MATERIAL SUPPLIED =
-*-*-
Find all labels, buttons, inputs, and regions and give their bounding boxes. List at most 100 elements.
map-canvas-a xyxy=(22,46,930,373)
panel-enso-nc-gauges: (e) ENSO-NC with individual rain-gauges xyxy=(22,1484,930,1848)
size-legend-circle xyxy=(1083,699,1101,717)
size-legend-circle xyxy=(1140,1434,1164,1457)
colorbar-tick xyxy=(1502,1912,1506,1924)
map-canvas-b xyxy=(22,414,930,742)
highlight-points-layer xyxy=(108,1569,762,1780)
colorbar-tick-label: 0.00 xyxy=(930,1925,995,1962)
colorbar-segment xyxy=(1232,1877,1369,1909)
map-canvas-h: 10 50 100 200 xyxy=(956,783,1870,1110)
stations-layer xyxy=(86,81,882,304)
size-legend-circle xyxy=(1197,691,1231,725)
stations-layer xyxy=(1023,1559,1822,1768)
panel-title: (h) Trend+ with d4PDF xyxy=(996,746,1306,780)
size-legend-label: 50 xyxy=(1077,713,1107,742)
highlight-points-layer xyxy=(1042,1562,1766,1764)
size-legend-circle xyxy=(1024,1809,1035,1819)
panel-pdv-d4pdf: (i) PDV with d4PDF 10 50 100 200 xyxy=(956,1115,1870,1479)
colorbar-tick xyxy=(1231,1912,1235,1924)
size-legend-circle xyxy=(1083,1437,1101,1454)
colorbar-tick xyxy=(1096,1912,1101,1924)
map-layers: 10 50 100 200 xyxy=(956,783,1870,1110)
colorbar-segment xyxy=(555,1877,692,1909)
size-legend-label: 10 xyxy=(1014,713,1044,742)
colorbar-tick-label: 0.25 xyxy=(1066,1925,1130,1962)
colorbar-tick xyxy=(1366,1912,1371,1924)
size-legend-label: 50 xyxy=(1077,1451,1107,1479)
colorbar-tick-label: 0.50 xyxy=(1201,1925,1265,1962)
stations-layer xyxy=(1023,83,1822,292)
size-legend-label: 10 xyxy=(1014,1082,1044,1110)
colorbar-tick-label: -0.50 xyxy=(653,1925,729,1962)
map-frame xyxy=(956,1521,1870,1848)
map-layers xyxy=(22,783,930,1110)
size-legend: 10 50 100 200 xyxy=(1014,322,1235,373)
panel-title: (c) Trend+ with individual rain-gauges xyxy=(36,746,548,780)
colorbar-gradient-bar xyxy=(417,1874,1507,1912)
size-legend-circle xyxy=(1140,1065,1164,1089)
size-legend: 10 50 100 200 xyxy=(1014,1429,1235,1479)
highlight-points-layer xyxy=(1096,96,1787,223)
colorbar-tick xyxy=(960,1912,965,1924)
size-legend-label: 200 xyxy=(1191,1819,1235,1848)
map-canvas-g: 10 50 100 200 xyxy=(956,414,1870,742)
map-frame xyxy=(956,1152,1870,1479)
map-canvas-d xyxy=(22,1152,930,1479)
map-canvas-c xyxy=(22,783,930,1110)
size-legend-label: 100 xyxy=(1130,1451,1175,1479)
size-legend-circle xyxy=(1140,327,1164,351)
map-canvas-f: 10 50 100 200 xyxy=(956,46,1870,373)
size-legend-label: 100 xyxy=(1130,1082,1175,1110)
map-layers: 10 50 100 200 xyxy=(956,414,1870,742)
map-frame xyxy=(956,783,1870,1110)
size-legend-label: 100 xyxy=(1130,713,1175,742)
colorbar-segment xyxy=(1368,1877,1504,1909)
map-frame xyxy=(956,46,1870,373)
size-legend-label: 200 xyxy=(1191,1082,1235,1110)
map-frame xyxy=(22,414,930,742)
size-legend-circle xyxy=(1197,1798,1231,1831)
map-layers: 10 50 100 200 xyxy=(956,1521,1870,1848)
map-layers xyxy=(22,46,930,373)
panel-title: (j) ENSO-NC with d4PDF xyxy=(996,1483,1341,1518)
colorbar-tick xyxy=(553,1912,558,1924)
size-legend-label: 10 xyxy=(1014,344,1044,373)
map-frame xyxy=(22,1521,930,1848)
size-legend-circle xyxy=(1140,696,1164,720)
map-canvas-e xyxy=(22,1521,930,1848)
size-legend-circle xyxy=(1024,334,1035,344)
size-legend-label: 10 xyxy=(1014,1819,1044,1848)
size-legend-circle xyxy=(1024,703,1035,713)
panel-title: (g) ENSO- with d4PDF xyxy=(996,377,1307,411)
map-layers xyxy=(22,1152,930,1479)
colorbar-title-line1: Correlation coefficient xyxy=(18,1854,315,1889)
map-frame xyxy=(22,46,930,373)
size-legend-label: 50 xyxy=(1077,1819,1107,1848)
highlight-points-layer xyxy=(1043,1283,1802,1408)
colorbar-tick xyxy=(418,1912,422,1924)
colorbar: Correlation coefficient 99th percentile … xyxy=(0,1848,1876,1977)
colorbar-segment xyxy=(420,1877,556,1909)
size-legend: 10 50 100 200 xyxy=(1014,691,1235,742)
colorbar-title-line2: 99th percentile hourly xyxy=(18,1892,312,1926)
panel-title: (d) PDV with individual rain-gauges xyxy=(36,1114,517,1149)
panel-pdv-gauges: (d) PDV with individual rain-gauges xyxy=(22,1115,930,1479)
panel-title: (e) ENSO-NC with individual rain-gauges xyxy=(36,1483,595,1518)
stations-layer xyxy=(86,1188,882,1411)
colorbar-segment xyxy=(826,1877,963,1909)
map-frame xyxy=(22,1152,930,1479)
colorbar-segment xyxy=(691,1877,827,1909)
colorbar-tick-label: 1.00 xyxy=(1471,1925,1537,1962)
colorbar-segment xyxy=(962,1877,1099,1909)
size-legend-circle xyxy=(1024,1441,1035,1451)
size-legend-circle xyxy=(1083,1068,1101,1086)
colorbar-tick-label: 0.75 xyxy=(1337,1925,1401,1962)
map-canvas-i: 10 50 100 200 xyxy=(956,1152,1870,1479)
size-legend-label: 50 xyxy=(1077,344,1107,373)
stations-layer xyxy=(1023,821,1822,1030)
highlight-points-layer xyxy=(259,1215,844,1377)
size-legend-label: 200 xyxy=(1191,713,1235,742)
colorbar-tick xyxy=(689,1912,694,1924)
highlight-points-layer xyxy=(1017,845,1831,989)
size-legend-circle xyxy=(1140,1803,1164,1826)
-*-*-
SET EXERCISE =
Reproduce every one of the records above verbatim, line by line, without any alteration.

RESULT FOR THIS TASK =
Find all labels, buttons, inputs, and regions and give their bounding boxes. List at most 100 elements.
map-canvas-a xyxy=(22,46,930,373)
panel-enso-nc-gauges: (e) ENSO-NC with individual rain-gauges xyxy=(22,1484,930,1848)
size-legend-circle xyxy=(1083,699,1101,717)
size-legend-circle xyxy=(1140,1434,1164,1457)
colorbar-tick xyxy=(1502,1912,1506,1924)
map-canvas-b xyxy=(22,414,930,742)
highlight-points-layer xyxy=(108,1569,762,1780)
colorbar-tick-label: 0.00 xyxy=(930,1925,995,1962)
colorbar-segment xyxy=(1232,1877,1369,1909)
map-canvas-h: 10 50 100 200 xyxy=(956,783,1870,1110)
stations-layer xyxy=(86,81,882,304)
size-legend-circle xyxy=(1197,691,1231,725)
stations-layer xyxy=(1023,1559,1822,1768)
panel-title: (h) Trend+ with d4PDF xyxy=(996,746,1306,780)
size-legend-label: 50 xyxy=(1077,713,1107,742)
highlight-points-layer xyxy=(1042,1562,1766,1764)
size-legend-circle xyxy=(1024,1809,1035,1819)
panel-pdv-d4pdf: (i) PDV with d4PDF 10 50 100 200 xyxy=(956,1115,1870,1479)
colorbar-tick xyxy=(1231,1912,1235,1924)
size-legend-circle xyxy=(1083,1437,1101,1454)
colorbar-tick xyxy=(1096,1912,1101,1924)
map-layers: 10 50 100 200 xyxy=(956,783,1870,1110)
colorbar-segment xyxy=(555,1877,692,1909)
size-legend-label: 10 xyxy=(1014,713,1044,742)
colorbar-tick-label: 0.25 xyxy=(1066,1925,1130,1962)
colorbar-tick xyxy=(1366,1912,1371,1924)
size-legend-label: 50 xyxy=(1077,1451,1107,1479)
colorbar-tick-label: 0.50 xyxy=(1201,1925,1265,1962)
stations-layer xyxy=(1023,83,1822,292)
size-legend-label: 10 xyxy=(1014,1082,1044,1110)
colorbar-tick-label: -0.50 xyxy=(653,1925,729,1962)
map-frame xyxy=(956,1521,1870,1848)
map-layers xyxy=(22,783,930,1110)
size-legend: 10 50 100 200 xyxy=(1014,322,1235,373)
panel-title: (c) Trend+ with individual rain-gauges xyxy=(36,746,548,780)
colorbar-gradient-bar xyxy=(417,1874,1507,1912)
size-legend-circle xyxy=(1140,1065,1164,1089)
size-legend: 10 50 100 200 xyxy=(1014,1429,1235,1479)
highlight-points-layer xyxy=(1096,96,1787,223)
colorbar-tick xyxy=(960,1912,965,1924)
size-legend-label: 200 xyxy=(1191,1819,1235,1848)
map-canvas-g: 10 50 100 200 xyxy=(956,414,1870,742)
map-frame xyxy=(956,1152,1870,1479)
map-canvas-d xyxy=(22,1152,930,1479)
map-canvas-c xyxy=(22,783,930,1110)
size-legend-label: 100 xyxy=(1130,1451,1175,1479)
size-legend-circle xyxy=(1140,327,1164,351)
map-canvas-f: 10 50 100 200 xyxy=(956,46,1870,373)
size-legend-label: 100 xyxy=(1130,1082,1175,1110)
map-layers: 10 50 100 200 xyxy=(956,414,1870,742)
map-frame xyxy=(956,783,1870,1110)
size-legend-label: 100 xyxy=(1130,713,1175,742)
colorbar-segment xyxy=(1368,1877,1504,1909)
map-frame xyxy=(956,46,1870,373)
size-legend-label: 200 xyxy=(1191,1082,1235,1110)
map-frame xyxy=(22,414,930,742)
size-legend-circle xyxy=(1197,1798,1231,1831)
map-layers: 10 50 100 200 xyxy=(956,1521,1870,1848)
map-layers xyxy=(22,46,930,373)
panel-title: (j) ENSO-NC with d4PDF xyxy=(996,1483,1341,1518)
colorbar-tick xyxy=(553,1912,558,1924)
size-legend-label: 10 xyxy=(1014,344,1044,373)
map-frame xyxy=(22,1521,930,1848)
size-legend-circle xyxy=(1140,696,1164,720)
map-canvas-e xyxy=(22,1521,930,1848)
size-legend-circle xyxy=(1024,334,1035,344)
size-legend-label: 10 xyxy=(1014,1819,1044,1848)
size-legend-circle xyxy=(1024,703,1035,713)
panel-title: (g) ENSO- with d4PDF xyxy=(996,377,1307,411)
map-layers xyxy=(22,1152,930,1479)
colorbar-title-line1: Correlation coefficient xyxy=(18,1854,315,1889)
map-frame xyxy=(22,46,930,373)
size-legend-label: 50 xyxy=(1077,1819,1107,1848)
highlight-points-layer xyxy=(1043,1283,1802,1408)
colorbar-tick xyxy=(418,1912,422,1924)
colorbar: Correlation coefficient 99th percentile … xyxy=(0,1848,1876,1977)
colorbar-segment xyxy=(420,1877,556,1909)
size-legend: 10 50 100 200 xyxy=(1014,691,1235,742)
colorbar-title-line2: 99th percentile hourly xyxy=(18,1892,312,1926)
panel-title: (d) PDV with individual rain-gauges xyxy=(36,1114,517,1149)
panel-pdv-gauges: (d) PDV with individual rain-gauges xyxy=(22,1115,930,1479)
panel-title: (e) ENSO-NC with individual rain-gauges xyxy=(36,1483,595,1518)
stations-layer xyxy=(86,1188,882,1411)
colorbar-segment xyxy=(826,1877,963,1909)
map-frame xyxy=(22,1152,930,1479)
colorbar-segment xyxy=(691,1877,827,1909)
colorbar-tick-label: 1.00 xyxy=(1471,1925,1537,1962)
colorbar-segment xyxy=(962,1877,1099,1909)
size-legend-circle xyxy=(1024,1441,1035,1451)
size-legend-circle xyxy=(1083,1068,1101,1086)
colorbar-tick-label: 0.75 xyxy=(1337,1925,1401,1962)
map-canvas-i: 10 50 100 200 xyxy=(956,1152,1870,1479)
size-legend-label: 50 xyxy=(1077,344,1107,373)
stations-layer xyxy=(1023,821,1822,1030)
highlight-points-layer xyxy=(259,1215,844,1377)
size-legend-label: 200 xyxy=(1191,713,1235,742)
colorbar-tick xyxy=(689,1912,694,1924)
highlight-points-layer xyxy=(1017,845,1831,989)
size-legend-circle xyxy=(1140,1803,1164,1826)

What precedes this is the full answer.